### DESCRIPTION OF THE TASK
Write out every record in full, exactly as written, please.

### PROVIDED RECORDS
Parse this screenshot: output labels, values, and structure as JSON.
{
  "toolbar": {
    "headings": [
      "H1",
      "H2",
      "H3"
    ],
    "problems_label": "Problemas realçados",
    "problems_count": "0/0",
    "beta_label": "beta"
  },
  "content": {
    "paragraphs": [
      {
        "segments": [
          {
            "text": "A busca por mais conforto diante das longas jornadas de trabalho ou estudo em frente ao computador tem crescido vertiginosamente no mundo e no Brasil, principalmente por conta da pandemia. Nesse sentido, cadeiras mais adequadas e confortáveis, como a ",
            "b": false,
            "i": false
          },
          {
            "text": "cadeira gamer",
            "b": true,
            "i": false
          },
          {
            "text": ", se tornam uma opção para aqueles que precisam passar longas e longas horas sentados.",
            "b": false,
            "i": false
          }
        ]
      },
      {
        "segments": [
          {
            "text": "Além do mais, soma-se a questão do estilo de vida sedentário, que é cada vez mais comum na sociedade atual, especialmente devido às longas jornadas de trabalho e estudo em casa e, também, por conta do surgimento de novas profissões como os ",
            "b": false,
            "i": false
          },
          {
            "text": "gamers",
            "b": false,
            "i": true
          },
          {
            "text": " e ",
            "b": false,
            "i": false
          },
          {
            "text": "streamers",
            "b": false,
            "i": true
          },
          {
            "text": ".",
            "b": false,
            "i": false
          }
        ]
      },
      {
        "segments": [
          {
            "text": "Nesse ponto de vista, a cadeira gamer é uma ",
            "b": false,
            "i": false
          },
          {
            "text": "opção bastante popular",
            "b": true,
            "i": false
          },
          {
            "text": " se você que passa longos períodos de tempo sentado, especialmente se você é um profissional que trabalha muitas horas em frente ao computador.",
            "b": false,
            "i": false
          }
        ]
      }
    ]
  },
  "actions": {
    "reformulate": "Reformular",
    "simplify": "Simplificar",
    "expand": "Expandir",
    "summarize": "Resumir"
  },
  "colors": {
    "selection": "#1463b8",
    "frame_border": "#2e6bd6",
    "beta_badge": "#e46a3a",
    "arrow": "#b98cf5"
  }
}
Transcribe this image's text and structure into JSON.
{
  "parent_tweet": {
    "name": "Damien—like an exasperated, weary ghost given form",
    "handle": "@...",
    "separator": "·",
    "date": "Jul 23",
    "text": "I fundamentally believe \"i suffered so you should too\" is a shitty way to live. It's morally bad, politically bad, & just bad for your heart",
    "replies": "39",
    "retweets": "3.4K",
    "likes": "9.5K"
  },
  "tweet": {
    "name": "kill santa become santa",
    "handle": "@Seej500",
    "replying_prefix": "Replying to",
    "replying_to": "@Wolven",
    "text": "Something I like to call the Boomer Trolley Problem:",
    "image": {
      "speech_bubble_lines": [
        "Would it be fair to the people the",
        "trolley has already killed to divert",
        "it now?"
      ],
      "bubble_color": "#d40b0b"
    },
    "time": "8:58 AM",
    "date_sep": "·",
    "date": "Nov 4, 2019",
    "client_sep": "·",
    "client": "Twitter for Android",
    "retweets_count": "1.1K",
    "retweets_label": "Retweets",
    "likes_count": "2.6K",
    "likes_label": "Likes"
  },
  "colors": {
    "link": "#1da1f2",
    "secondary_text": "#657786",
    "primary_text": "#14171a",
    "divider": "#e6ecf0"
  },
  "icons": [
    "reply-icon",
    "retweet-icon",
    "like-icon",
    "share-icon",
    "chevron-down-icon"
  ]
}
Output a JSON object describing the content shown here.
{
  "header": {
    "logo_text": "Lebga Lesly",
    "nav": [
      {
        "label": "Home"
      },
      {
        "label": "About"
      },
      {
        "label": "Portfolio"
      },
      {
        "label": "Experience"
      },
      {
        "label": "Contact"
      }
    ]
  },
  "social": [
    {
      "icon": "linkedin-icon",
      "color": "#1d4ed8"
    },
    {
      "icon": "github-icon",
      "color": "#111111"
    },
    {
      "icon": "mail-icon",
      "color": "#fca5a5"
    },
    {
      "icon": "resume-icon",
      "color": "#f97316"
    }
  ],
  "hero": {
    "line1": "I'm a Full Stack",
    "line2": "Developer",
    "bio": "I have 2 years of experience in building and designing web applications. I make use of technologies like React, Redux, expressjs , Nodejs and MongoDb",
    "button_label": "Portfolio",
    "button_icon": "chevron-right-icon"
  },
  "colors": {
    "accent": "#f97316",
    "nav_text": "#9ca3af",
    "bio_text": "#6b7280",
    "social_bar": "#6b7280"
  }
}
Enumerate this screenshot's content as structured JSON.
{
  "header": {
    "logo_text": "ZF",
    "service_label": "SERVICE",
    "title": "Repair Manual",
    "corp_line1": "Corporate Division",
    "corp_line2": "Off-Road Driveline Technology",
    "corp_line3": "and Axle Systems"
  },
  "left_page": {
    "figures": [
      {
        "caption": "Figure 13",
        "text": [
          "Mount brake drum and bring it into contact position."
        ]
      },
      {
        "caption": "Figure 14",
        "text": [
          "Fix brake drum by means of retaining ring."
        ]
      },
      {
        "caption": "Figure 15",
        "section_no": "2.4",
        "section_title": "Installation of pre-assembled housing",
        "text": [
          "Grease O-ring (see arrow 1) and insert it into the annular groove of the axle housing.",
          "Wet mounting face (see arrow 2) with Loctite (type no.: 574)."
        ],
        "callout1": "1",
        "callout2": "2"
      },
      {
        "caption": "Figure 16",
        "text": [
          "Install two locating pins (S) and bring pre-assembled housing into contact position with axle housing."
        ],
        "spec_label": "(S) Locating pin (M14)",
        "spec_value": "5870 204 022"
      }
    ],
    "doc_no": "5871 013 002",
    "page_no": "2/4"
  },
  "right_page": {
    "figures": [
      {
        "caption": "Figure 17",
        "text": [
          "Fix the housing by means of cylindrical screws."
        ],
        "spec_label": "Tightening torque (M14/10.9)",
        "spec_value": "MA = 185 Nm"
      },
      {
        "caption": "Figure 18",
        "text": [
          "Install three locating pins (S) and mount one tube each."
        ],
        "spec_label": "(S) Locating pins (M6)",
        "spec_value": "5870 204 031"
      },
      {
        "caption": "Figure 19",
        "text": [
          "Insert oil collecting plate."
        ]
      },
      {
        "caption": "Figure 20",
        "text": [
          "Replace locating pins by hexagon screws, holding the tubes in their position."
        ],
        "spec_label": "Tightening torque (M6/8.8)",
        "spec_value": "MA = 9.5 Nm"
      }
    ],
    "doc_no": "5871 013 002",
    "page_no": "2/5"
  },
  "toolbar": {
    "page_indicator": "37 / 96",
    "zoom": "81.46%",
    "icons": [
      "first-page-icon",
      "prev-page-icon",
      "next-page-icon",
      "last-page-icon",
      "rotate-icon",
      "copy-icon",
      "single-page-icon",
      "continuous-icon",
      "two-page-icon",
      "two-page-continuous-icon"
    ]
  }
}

### IN RESPONSE
Parse this screenshot: output labels, values, and structure as JSON.
{
  "toolbar": {
    "headings": [
      "H1",
      "H2",
      "H3"
    ],
    "problems_label": "Problemas realçados",
    "problems_count": "0/0",
    "beta_label": "beta"
  },
  "content": {
    "paragraphs": [
      {
        "segments": [
          {
            "text": "A busca por mais conforto diante das longas jornadas de trabalho ou estudo em frente ao computador tem crescido vertiginosamente no mundo e no Brasil, principalmente por conta da pandemia. Nesse sentido, cadeiras mais adequadas e confortáveis, como a ",
            "b": false,
            "i": false
          },
          {
            "text": "cadeira gamer",
            "b": true,
            "i": false
          },
          {
            "text": ", se tornam uma opção para aqueles que precisam passar longas e longas horas sentados.",
            "b": false,
            "i": false
          }
        ]
      },
      {
        "segments": [
          {
            "text": "Além do mais, soma-se a questão do estilo de vida sedentário, que é cada vez mais comum na sociedade atual, especialmente devido às longas jornadas de trabalho e estudo em casa e, também, por conta do surgimento de novas profissões como os ",
            "b": false,
            "i": false
          },
          {
            "text": "gamers",
            "b": false,
            "i": true
          },
          {
            "text": " e ",
            "b": false,
            "i": false
          },
          {
            "text": "streamers",
            "b": false,
            "i": true
          },
          {
            "text": ".",
            "b": false,
            "i": false
          }
        ]
      },
      {
        "segments": [
          {
            "text": "Nesse ponto de vista, a cadeira gamer é uma ",
            "b": false,
            "i": false
          },
          {
            "text": "opção bastante popular",
            "b": true,
            "i": false
          },
          {
            "text": " se você que passa longos períodos de tempo sentado, especialmente se você é um profissional que trabalha muitas horas em frente ao computador.",
            "b": false,
            "i": false
          }
        ]
      }
    ]
  },
  "actions": {
    "reformulate": "Reformular",
    "simplify": "Simplificar",
    "expand": "Expandir",
    "summarize": "Resumir"
  },
  "colors": {
    "selection": "#1463b8",
    "frame_border": "#2e6bd6",
    "beta_badge": "#e46a3a",
    "arrow": "#b98cf5"
  }
}
Transcribe this image's text and structure into JSON.
{
  "parent_tweet": {
    "name": "Damien—like an exasperated, weary ghost given form",
    "handle": "@...",
    "separator": "·",
    "date": "Jul 23",
    "text": "I fundamentally believe \"i suffered so you should too\" is a shitty way to live. It's morally bad, politically bad, & just bad for your heart",
    "replies": "39",
    "retweets": "3.4K",
    "likes": "9.5K"
  },
  "tweet": {
    "name": "kill santa become santa",
    "handle": "@Seej500",
    "replying_prefix": "Replying to",
    "replying_to": "@Wolven",
    "text": "Something I like to call the Boomer Trolley Problem:",
    "image": {
      "speech_bubble_lines": [
        "Would it be fair to the people the",
        "trolley has already killed to divert",
        "it now?"
      ],
      "bubble_color": "#d40b0b"
    },
    "time": "8:58 AM",
    "date_sep": "·",
    "date": "Nov 4, 2019",
    "client_sep": "·",
    "client": "Twitter for Android",
    "retweets_count": "1.1K",
    "retweets_label": "Retweets",
    "likes_count": "2.6K",
    "likes_label": "Likes"
  },
  "colors": {
    "link": "#1da1f2",
    "secondary_text": "#657786",
    "primary_text": "#14171a",
    "divider": "#e6ecf0"
  },
  "icons": [
    "reply-icon",
    "retweet-icon",
    "like-icon",
    "share-icon",
    "chevron-down-icon"
  ]
}
Output a JSON object describing the content shown here.
{
  "header": {
    "logo_text": "Lebga Lesly",
    "nav": [
      {
        "label": "Home"
      },
      {
        "label": "About"
      },
      {
        "label": "Portfolio"
      },
      {
        "label": "Experience"
      },
      {
        "label": "Contact"
      }
    ]
  },
  "social": [
    {
      "icon": "linkedin-icon",
      "color": "#1d4ed8"
    },
    {
      "icon": "github-icon",
      "color": "#111111"
    },
    {
      "icon": "mail-icon",
      "color": "#fca5a5"
    },
    {
      "icon": "resume-icon",
      "color": "#f97316"
    }
  ],
  "hero": {
    "line1": "I'm a Full Stack",
    "line2": "Developer",
    "bio": "I have 2 years of experience in building and designing web applications. I make use of technologies like React, Redux, expressjs , Nodejs and MongoDb",
    "button_label": "Portfolio",
    "button_icon": "chevron-right-icon"
  },
  "colors": {
    "accent": "#f97316",
    "nav_text": "#9ca3af",
    "bio_text": "#6b7280",
    "social_bar": "#6b7280"
  }
}
Enumerate this screenshot's content as structured JSON.
{
  "header": {
    "logo_text": "ZF",
    "service_label": "SERVICE",
    "title": "Repair Manual",
    "corp_line1": "Corporate Division",
    "corp_line2": "Off-Road Driveline Technology",
    "corp_line3": "and Axle Systems"
  },
  "left_page": {
    "figures": [
      {
        "caption": "Figure 13",
        "text": [
          "Mount brake drum and bring it into contact position."
        ]
      },
      {
        "caption": "Figure 14",
        "text": [
          "Fix brake drum by means of retaining ring."
        ]
      },
      {
        "caption": "Figure 15",
        "section_no": "2.4",
        "section_title": "Installation of pre-assembled housing",
        "text": [
          "Grease O-ring (see arrow 1) and insert it into the annular groove of the axle housing.",
          "Wet mounting face (see arrow 2) with Loctite (type no.: 574)."
        ],
        "callout1": "1",
        "callout2": "2"
      },
      {
        "caption": "Figure 16",
        "text": [
          "Install two locating pins (S) and bring pre-assembled housing into contact position with axle housing."
        ],
        "spec_label": "(S) Locating pin (M14)",
        "spec_value": "5870 204 022"
      }
    ],
    "doc_no": "5871 013 002",
    "page_no": "2/4"
  },
  "right_page": {
    "figures": [
      {
        "caption": "Figure 17",
        "text": [
          "Fix the housing by means of cylindrical screws."
        ],
        "spec_label": "Tightening torque (M14/10.9)",
        "spec_value": "MA = 185 Nm"
      },
      {
        "caption": "Figure 18",
        "text": [
          "Install three locating pins (S) and mount one tube each."
        ],
        "spec_label": "(S) Locating pins (M6)",
        "spec_value": "5870 204 031"
      },
      {
        "caption": "Figure 19",
        "text": [
          "Insert oil collecting plate."
        ]
      },
      {
        "caption": "Figure 20",
        "text": [
          "Replace locating pins by hexagon screws, holding the tubes in their position."
        ],
        "spec_label": "Tightening torque (M6/8.8)",
        "spec_value": "MA = 9.5 Nm"
      }
    ],
    "doc_no": "5871 013 002",
    "page_no": "2/5"
  },
  "toolbar": {
    "page_indicator": "37 / 96",
    "zoom": "81.46%",
    "icons": [
      "first-page-icon",
      "prev-page-icon",
      "next-page-icon",
      "last-page-icon",
      "rotate-icon",
      "copy-icon",
      "single-page-icon",
      "continuous-icon",
      "two-page-icon",
      "two-page-continuous-icon"
    ]
  }
}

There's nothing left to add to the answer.